Task statement ::
Copy out each line in the material below that has the word "structured".

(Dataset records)
....................

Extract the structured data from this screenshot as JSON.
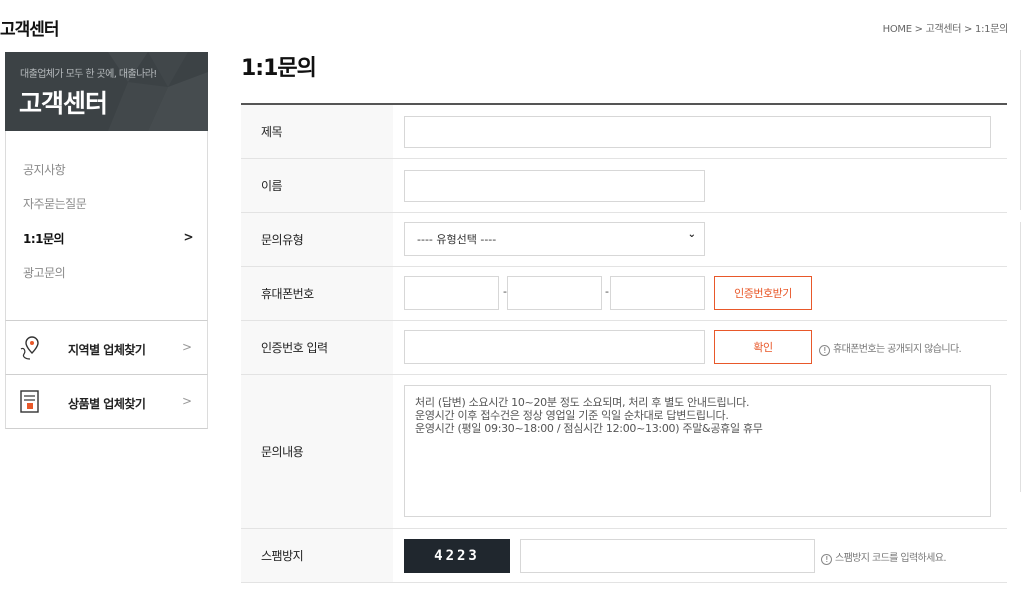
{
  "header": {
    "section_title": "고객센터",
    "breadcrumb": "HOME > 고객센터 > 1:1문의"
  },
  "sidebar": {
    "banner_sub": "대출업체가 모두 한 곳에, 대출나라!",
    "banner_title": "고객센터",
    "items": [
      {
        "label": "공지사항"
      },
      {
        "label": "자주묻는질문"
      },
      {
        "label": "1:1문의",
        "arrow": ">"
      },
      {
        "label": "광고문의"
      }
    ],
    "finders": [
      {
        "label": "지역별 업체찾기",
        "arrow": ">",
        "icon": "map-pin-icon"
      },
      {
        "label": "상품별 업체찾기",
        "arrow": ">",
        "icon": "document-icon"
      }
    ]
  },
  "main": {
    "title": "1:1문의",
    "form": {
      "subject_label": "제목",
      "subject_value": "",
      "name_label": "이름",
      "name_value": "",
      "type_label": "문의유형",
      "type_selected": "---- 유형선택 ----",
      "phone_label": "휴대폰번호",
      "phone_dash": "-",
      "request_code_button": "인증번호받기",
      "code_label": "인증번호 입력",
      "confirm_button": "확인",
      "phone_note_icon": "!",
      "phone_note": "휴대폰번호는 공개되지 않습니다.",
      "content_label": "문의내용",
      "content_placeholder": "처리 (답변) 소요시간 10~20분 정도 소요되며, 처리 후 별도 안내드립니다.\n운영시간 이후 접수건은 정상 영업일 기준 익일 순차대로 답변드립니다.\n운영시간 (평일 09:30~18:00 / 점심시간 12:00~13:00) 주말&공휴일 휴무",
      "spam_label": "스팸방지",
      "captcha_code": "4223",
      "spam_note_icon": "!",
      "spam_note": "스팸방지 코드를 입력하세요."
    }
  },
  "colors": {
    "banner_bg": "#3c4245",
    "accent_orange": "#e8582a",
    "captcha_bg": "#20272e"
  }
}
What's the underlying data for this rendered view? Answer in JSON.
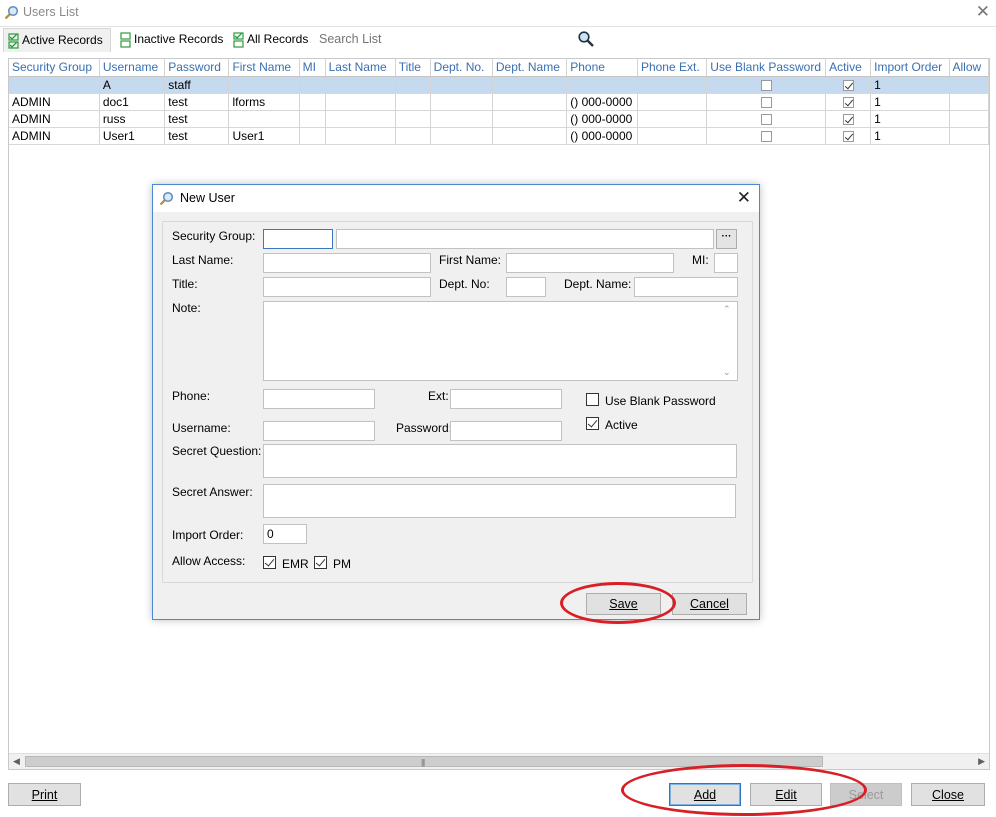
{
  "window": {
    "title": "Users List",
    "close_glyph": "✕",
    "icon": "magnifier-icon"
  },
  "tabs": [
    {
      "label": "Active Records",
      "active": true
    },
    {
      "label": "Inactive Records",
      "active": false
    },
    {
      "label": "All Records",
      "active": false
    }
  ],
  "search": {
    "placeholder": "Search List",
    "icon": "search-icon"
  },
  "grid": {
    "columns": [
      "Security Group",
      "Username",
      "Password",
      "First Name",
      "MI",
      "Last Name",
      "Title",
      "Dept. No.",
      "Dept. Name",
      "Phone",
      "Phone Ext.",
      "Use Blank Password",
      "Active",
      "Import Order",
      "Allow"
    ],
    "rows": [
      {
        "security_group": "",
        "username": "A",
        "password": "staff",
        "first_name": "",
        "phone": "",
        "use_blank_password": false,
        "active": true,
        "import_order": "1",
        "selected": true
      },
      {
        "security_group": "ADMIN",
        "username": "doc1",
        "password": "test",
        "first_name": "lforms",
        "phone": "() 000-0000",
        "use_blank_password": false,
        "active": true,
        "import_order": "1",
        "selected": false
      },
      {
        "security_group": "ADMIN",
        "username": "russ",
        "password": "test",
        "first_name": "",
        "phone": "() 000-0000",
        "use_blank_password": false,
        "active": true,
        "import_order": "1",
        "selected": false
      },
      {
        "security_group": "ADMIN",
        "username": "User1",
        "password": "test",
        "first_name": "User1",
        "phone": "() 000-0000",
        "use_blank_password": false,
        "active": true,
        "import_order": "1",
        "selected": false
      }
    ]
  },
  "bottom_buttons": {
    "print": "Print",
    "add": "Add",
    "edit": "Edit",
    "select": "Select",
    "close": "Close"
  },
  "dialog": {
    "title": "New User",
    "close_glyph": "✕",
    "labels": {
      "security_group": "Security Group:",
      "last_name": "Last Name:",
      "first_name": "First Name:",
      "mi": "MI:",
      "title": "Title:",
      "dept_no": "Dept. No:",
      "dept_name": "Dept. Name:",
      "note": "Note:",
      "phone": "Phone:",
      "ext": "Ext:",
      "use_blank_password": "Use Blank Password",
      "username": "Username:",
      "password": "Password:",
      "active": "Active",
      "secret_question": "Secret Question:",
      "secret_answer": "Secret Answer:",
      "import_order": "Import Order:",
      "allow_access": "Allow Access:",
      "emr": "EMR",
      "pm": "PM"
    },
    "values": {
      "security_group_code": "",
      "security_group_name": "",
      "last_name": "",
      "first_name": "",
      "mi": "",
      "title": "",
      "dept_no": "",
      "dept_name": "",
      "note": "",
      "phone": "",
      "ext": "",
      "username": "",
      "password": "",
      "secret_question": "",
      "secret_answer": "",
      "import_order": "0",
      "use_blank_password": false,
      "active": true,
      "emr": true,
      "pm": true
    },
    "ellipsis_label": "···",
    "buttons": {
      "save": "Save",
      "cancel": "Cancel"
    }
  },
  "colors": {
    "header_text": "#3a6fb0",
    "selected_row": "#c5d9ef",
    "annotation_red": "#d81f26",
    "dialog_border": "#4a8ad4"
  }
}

....................

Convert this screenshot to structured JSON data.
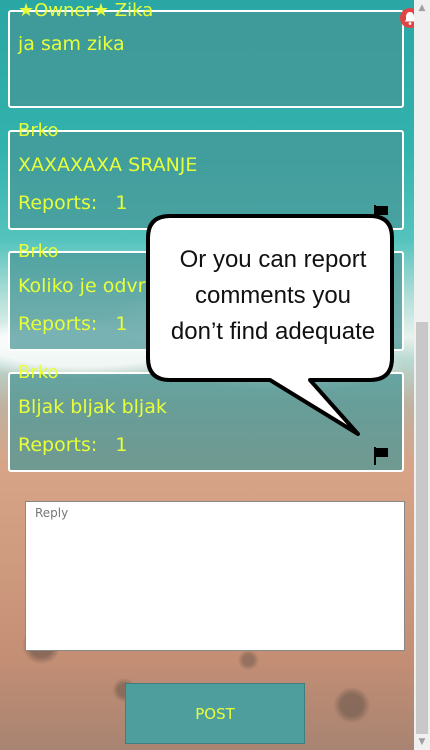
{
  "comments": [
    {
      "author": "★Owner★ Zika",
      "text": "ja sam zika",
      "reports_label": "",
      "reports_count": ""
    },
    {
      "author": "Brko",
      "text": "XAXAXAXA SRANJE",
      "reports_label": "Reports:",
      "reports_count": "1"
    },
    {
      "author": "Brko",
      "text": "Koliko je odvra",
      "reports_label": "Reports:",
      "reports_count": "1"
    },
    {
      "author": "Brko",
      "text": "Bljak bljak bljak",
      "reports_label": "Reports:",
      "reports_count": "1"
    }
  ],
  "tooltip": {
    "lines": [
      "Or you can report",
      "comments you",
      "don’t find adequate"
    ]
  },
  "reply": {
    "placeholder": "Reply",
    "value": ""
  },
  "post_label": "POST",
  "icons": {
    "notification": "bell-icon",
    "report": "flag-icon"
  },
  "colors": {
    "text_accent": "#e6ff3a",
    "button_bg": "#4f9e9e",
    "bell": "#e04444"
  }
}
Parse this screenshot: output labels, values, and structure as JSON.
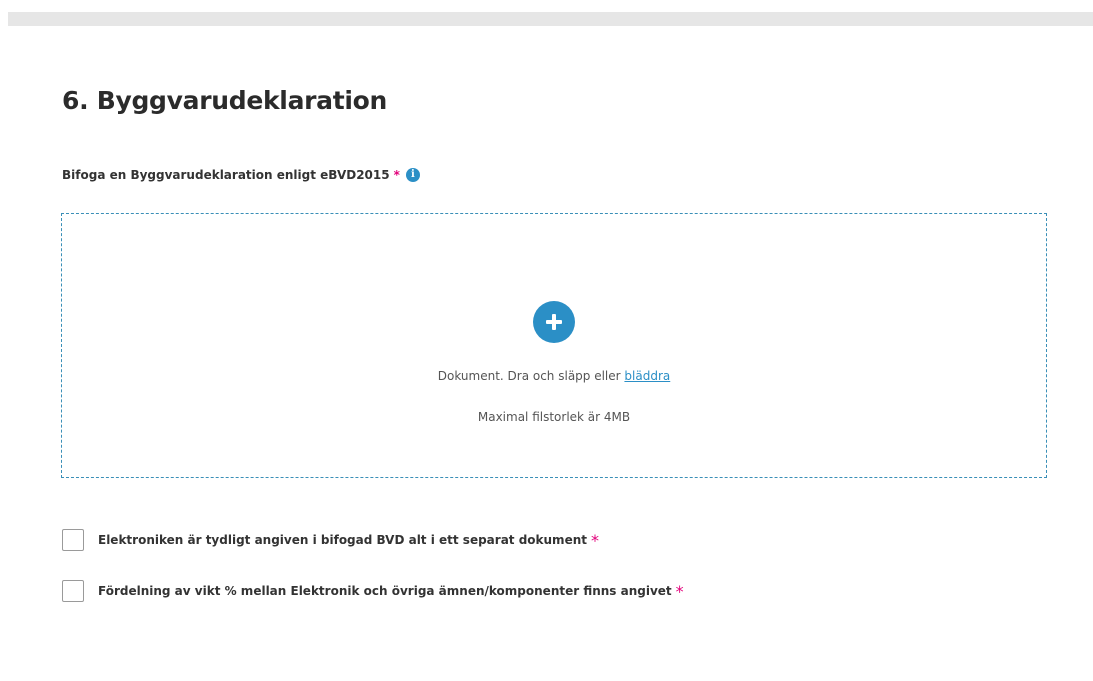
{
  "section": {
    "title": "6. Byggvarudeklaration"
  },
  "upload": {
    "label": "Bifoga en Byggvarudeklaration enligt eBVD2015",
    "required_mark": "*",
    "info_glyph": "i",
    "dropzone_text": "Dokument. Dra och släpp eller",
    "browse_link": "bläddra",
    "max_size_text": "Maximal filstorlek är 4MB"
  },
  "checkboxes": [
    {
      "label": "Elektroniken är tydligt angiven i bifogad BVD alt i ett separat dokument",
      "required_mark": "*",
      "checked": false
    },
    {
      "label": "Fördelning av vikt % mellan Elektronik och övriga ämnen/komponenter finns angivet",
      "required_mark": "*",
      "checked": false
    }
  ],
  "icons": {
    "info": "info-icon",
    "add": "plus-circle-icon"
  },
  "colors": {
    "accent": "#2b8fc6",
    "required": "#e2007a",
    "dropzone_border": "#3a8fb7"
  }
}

....................

Finished task ::
Extract the structured data from this screenshot as JSON.
Convert this screenshot to structured JSON data.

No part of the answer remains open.